Items:
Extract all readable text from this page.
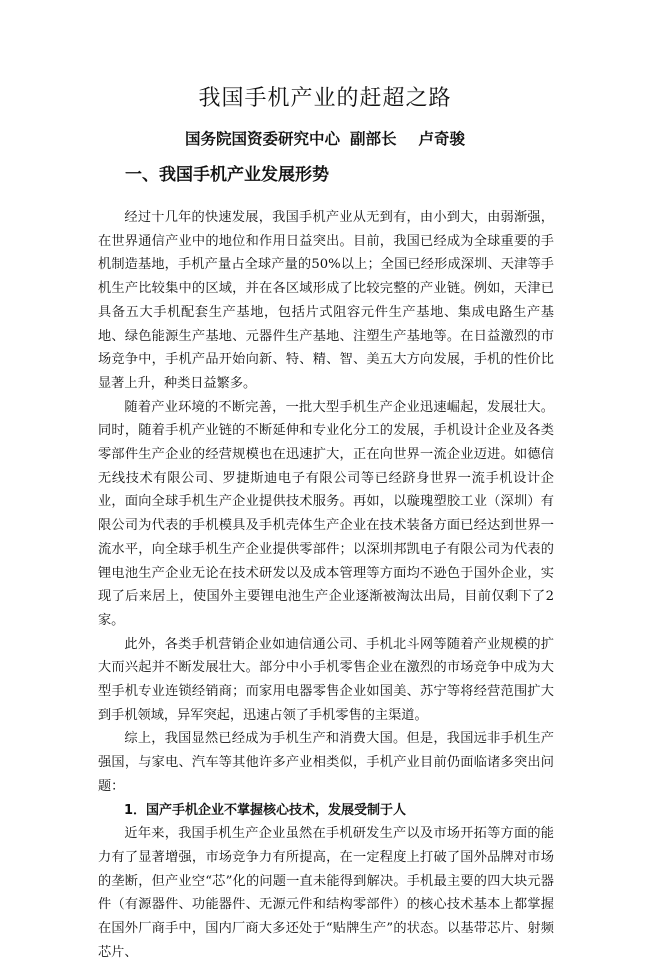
我国手机产业的赶超之路
国务院国资委研究中心 副部长 卢奇骏
一、我国手机产业发展形势

经过十几年的快速发展，我国手机产业从无到有，由小到大，由弱渐强，在世界通信产业中的地位和作用日益突出。目前，我国已经成为全球重要的手机制造基地，手机产量占全球产量的50%以上；全国已经形成深圳、天津等手机生产比较集中的区域，并在各区域形成了比较完整的产业链。例如，天津已具备五大手机配套生产基地，包括片式阻容元件生产基地、集成电路生产基地、绿色能源生产基地、元器件生产基地、注塑生产基地等。在日益激烈的市场竞争中，手机产品开始向新、特、精、智、美五大方向发展，手机的性价比显著上升，种类日益繁多。

随着产业环境的不断完善，一批大型手机生产企业迅速崛起，发展壮大。同时，随着手机产业链的不断延伸和专业化分工的发展，手机设计企业及各类零部件生产企业的经营规模也在迅速扩大，正在向世界一流企业迈进。如德信无线技术有限公司、罗捷斯迪电子有限公司等已经跻身世界一流手机设计企业，面向全球手机生产企业提供技术服务。再如，以璇瑰塑胶工业（深圳）有限公司为代表的手机模具及手机壳体生产企业在技术装备方面已经达到世界一流水平，向全球手机生产企业提供零部件；以深圳邦凯电子有限公司为代表的锂电池生产企业无论在技术研发以及成本管理等方面均不逊色于国外企业，实现了后来居上，使国外主要锂电池生产企业逐渐被淘汰出局，目前仅剩下了2家。

此外，各类手机营销企业如迪信通公司、手机北斗网等随着产业规模的扩大而兴起并不断发展壮大。部分中小手机零售企业在激烈的市场竞争中成为大型手机专业连锁经销商；而家用电器零售企业如国美、苏宁等将经营范围扩大到手机领域，异军突起，迅速占领了手机零售的主渠道。

综上，我国显然已经成为手机生产和消费大国。但是，我国远非手机生产强国，与家电、汽车等其他许多产业相类似，手机产业目前仍面临诸多突出问题：

1．国产手机企业不掌握核心技术，发展受制于人

近年来，我国手机生产企业虽然在手机研发生产以及市场开拓等方面的能力有了显著增强，市场竞争力有所提高，在一定程度上打破了国外品牌对市场的垄断，但产业空“芯”化的问题一直未能得到解决。手机最主要的四大块元器件（有源器件、功能器件、无源元件和结构零部件）的核心技术基本上都掌握在国外厂商手中，国内厂商大多还处于“贴牌生产”的状态。以基带芯片、射频芯片、
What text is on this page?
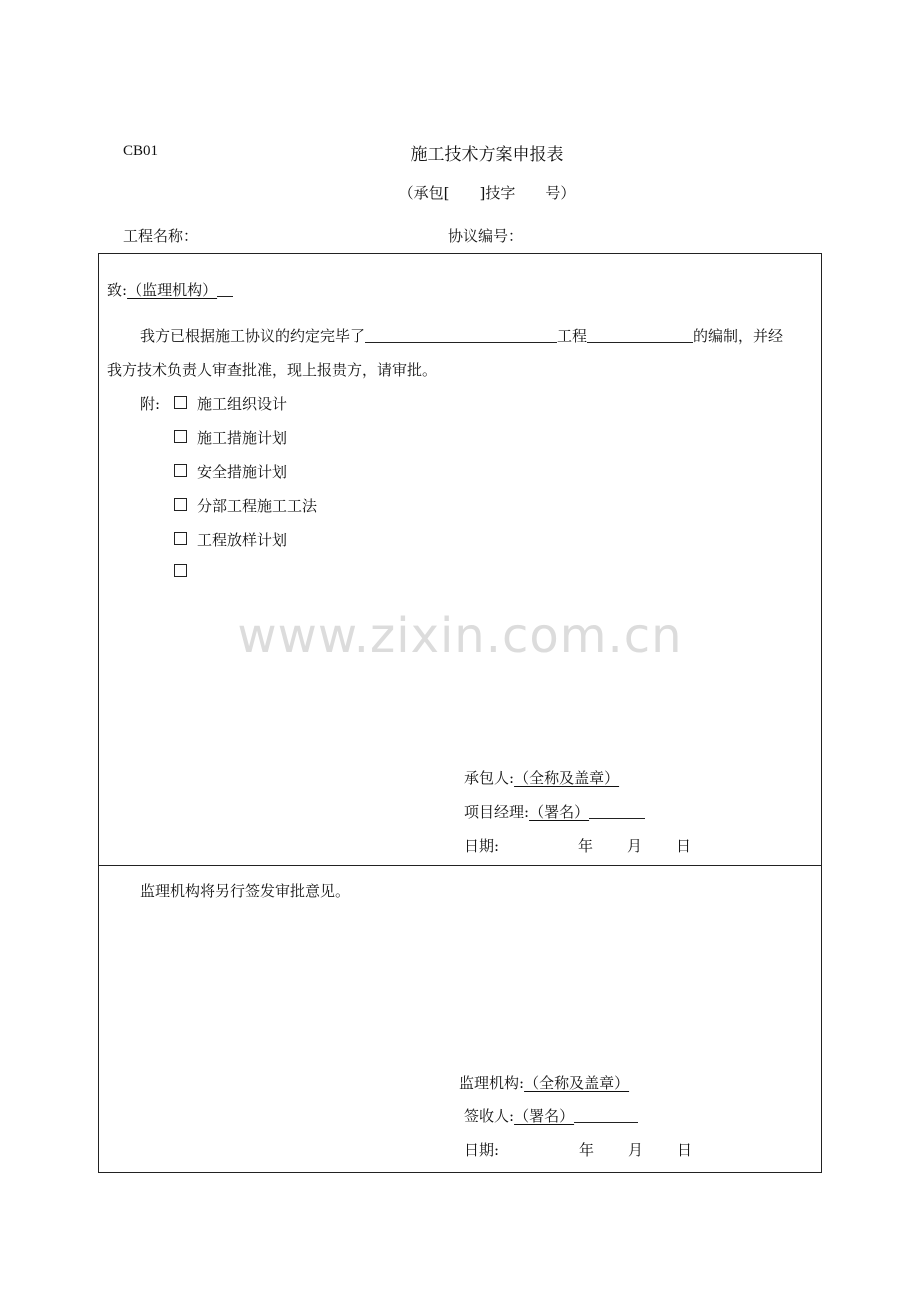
CB01	施工技术方案申报表
（承包[　　]技字　　号）
工程名称：	协议编号：
致:（监理机构）
我方已根据施工协议的约定完毕了	工程	的编制，并经
我方技术负责人审查批准，现上报贵方，请审批。
附:	施工组织设计
施工措施计划
安全措施计划
分部工程施工工法
工程放样计划
www.zixin.com.cn
承包人:（全称及盖章）
项目经理:（署名）
日期:	年 月 日
监理机构将另行签发审批意见。
监理机构:（全称及盖章）
签收人:（署名）
日期:	年 月 日
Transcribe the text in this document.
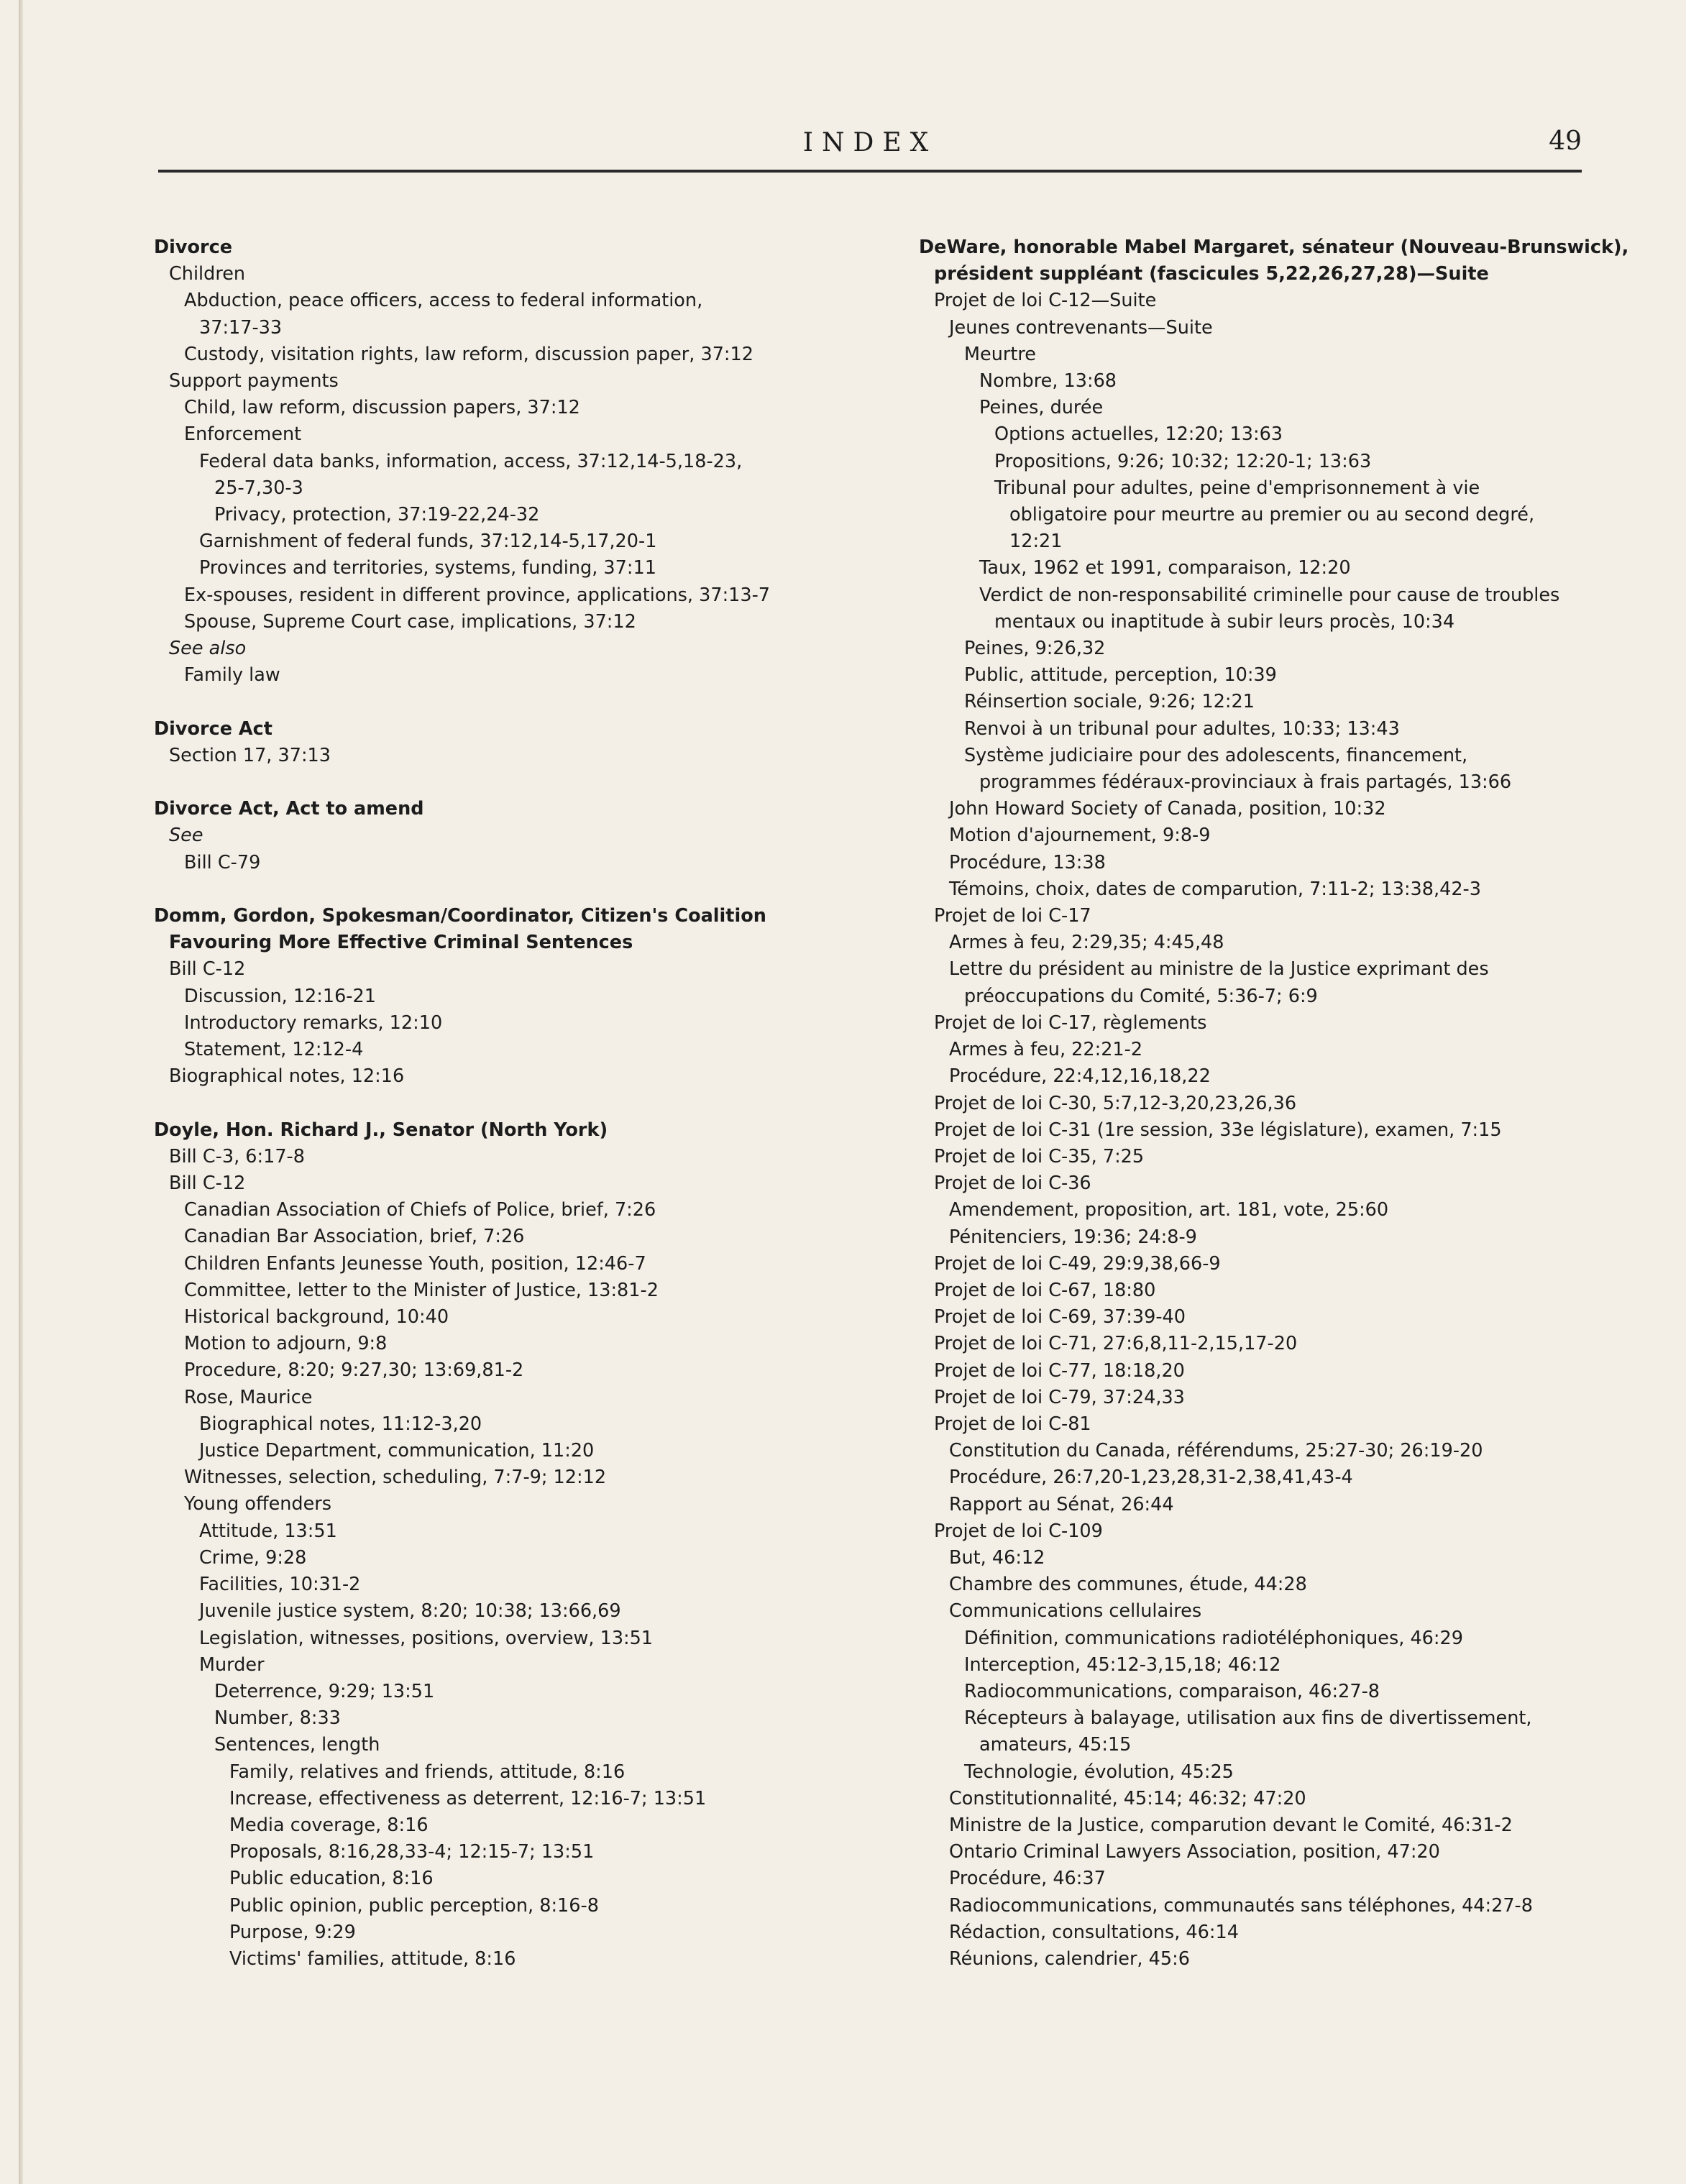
INDEX	49
Divorce
Children
Abduction, peace officers, access to federal information,
37:17-33
Custody, visitation rights, law reform, discussion paper, 37:12
Support payments
Child, law reform, discussion papers, 37:12
Enforcement
Federal data banks, information, access, 37:12,14-5,18-23,
25-7,30-3
Privacy, protection, 37:19-22,24-32
Garnishment of federal funds, 37:12,14-5,17,20-1
Provinces and territories, systems, funding, 37:11
Ex-spouses, resident in different province, applications, 37:13-7
Spouse, Supreme Court case, implications, 37:12
See also
Family law
Divorce Act
Section 17, 37:13
Divorce Act, Act to amend
See
Bill C-79
Domm, Gordon, Spokesman/Coordinator, Citizen's Coalition
Favouring More Effective Criminal Sentences
Bill C-12
Discussion, 12:16-21
Introductory remarks, 12:10
Statement, 12:12-4
Biographical notes, 12:16
Doyle, Hon. Richard J., Senator (North York)
Bill C-3, 6:17-8
Bill C-12
Canadian Association of Chiefs of Police, brief, 7:26
Canadian Bar Association, brief, 7:26
Children Enfants Jeunesse Youth, position, 12:46-7
Committee, letter to the Minister of Justice, 13:81-2
Historical background, 10:40
Motion to adjourn, 9:8
Procedure, 8:20; 9:27,30; 13:69,81-2
Rose, Maurice
Biographical notes, 11:12-3,20
Justice Department, communication, 11:20
Witnesses, selection, scheduling, 7:7-9; 12:12
Young offenders
Attitude, 13:51
Crime, 9:28
Facilities, 10:31-2
Juvenile justice system, 8:20; 10:38; 13:66,69
Legislation, witnesses, positions, overview, 13:51
Murder
Deterrence, 9:29; 13:51
Number, 8:33
Sentences, length
Family, relatives and friends, attitude, 8:16
Increase, effectiveness as deterrent, 12:16-7; 13:51
Media coverage, 8:16
Proposals, 8:16,28,33-4; 12:15-7; 13:51
Public education, 8:16
Public opinion, public perception, 8:16-8
Purpose, 9:29
Victims' families, attitude, 8:16
DeWare, honorable Mabel Margaret, sénateur (Nouveau-Brunswick),
président suppléant (fascicules 5,22,26,27,28)—Suite
Projet de loi C-12—Suite
Jeunes contrevenants—Suite
Meurtre
Nombre, 13:68
Peines, durée
Options actuelles, 12:20; 13:63
Propositions, 9:26; 10:32; 12:20-1; 13:63
Tribunal pour adultes, peine d'emprisonnement à vie
obligatoire pour meurtre au premier ou au second degré,
12:21
Taux, 1962 et 1991, comparaison, 12:20
Verdict de non-responsabilité criminelle pour cause de troubles
mentaux ou inaptitude à subir leurs procès, 10:34
Peines, 9:26,32
Public, attitude, perception, 10:39
Réinsertion sociale, 9:26; 12:21
Renvoi à un tribunal pour adultes, 10:33; 13:43
Système judiciaire pour des adolescents, financement,
programmes fédéraux-provinciaux à frais partagés, 13:66
John Howard Society of Canada, position, 10:32
Motion d'ajournement, 9:8-9
Procédure, 13:38
Témoins, choix, dates de comparution, 7:11-2; 13:38,42-3
Projet de loi C-17
Armes à feu, 2:29,35; 4:45,48
Lettre du président au ministre de la Justice exprimant des
préoccupations du Comité, 5:36-7; 6:9
Projet de loi C-17, règlements
Armes à feu, 22:21-2
Procédure, 22:4,12,16,18,22
Projet de loi C-30, 5:7,12-3,20,23,26,36
Projet de loi C-31 (1re session, 33e législature), examen, 7:15
Projet de loi C-35, 7:25
Projet de loi C-36
Amendement, proposition, art. 181, vote, 25:60
Pénitenciers, 19:36; 24:8-9
Projet de loi C-49, 29:9,38,66-9
Projet de loi C-67, 18:80
Projet de loi C-69, 37:39-40
Projet de loi C-71, 27:6,8,11-2,15,17-20
Projet de loi C-77, 18:18,20
Projet de loi C-79, 37:24,33
Projet de loi C-81
Constitution du Canada, référendums, 25:27-30; 26:19-20
Procédure, 26:7,20-1,23,28,31-2,38,41,43-4
Rapport au Sénat, 26:44
Projet de loi C-109
But, 46:12
Chambre des communes, étude, 44:28
Communications cellulaires
Définition, communications radiotéléphoniques, 46:29
Interception, 45:12-3,15,18; 46:12
Radiocommunications, comparaison, 46:27-8
Récepteurs à balayage, utilisation aux fins de divertissement,
amateurs, 45:15
Technologie, évolution, 45:25
Constitutionnalité, 45:14; 46:32; 47:20
Ministre de la Justice, comparution devant le Comité, 46:31-2
Ontario Criminal Lawyers Association, position, 47:20
Procédure, 46:37
Radiocommunications, communautés sans téléphones, 44:27-8
Rédaction, consultations, 46:14
Réunions, calendrier, 45:6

Problem:
Find all lines holding the string "brief" and copy them.

Answer to the task:
Canadian Association of Chiefs of Police, brief, 7:26
Canadian Bar Association, brief, 7:26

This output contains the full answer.